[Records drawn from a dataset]

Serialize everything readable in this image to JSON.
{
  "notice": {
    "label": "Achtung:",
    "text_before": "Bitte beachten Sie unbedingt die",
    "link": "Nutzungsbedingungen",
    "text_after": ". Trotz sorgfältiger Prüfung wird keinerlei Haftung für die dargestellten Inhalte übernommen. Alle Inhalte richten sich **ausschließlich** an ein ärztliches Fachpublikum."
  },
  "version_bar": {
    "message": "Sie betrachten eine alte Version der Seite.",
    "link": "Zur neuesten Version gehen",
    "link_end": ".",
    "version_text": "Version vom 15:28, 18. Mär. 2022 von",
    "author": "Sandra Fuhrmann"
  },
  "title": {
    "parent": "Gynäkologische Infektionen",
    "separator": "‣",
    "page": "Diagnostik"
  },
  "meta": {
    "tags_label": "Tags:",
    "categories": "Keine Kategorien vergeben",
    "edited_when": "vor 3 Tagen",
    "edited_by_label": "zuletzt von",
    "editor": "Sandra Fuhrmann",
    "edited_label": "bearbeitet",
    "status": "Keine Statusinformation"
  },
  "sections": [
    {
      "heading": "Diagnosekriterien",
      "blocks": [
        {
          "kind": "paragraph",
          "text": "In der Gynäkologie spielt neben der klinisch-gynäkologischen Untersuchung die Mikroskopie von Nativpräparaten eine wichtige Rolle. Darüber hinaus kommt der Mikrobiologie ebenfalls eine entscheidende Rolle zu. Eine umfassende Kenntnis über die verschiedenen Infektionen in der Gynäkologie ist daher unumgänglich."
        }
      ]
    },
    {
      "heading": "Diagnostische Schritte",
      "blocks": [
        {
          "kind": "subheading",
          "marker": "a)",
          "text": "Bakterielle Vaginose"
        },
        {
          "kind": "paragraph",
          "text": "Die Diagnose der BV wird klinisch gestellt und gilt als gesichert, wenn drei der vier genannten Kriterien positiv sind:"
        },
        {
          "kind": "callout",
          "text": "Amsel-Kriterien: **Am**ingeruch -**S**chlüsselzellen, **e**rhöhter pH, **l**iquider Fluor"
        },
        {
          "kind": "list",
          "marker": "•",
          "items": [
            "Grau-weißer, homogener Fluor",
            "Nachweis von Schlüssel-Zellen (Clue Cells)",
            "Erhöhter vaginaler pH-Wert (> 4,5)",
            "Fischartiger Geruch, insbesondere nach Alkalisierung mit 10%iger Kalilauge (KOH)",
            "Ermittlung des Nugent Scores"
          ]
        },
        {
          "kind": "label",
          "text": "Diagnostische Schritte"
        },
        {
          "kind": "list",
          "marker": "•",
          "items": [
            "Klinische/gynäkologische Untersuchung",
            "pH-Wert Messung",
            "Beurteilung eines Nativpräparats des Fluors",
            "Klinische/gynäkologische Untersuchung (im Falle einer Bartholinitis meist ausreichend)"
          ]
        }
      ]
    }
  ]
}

■ **Activity**
What lines above contain the string "Wert"? Copy all of them.

■ **Written reply**
            "Erhöhter vaginaler pH-Wert (> 4,5)",
            "pH-Wert Messung",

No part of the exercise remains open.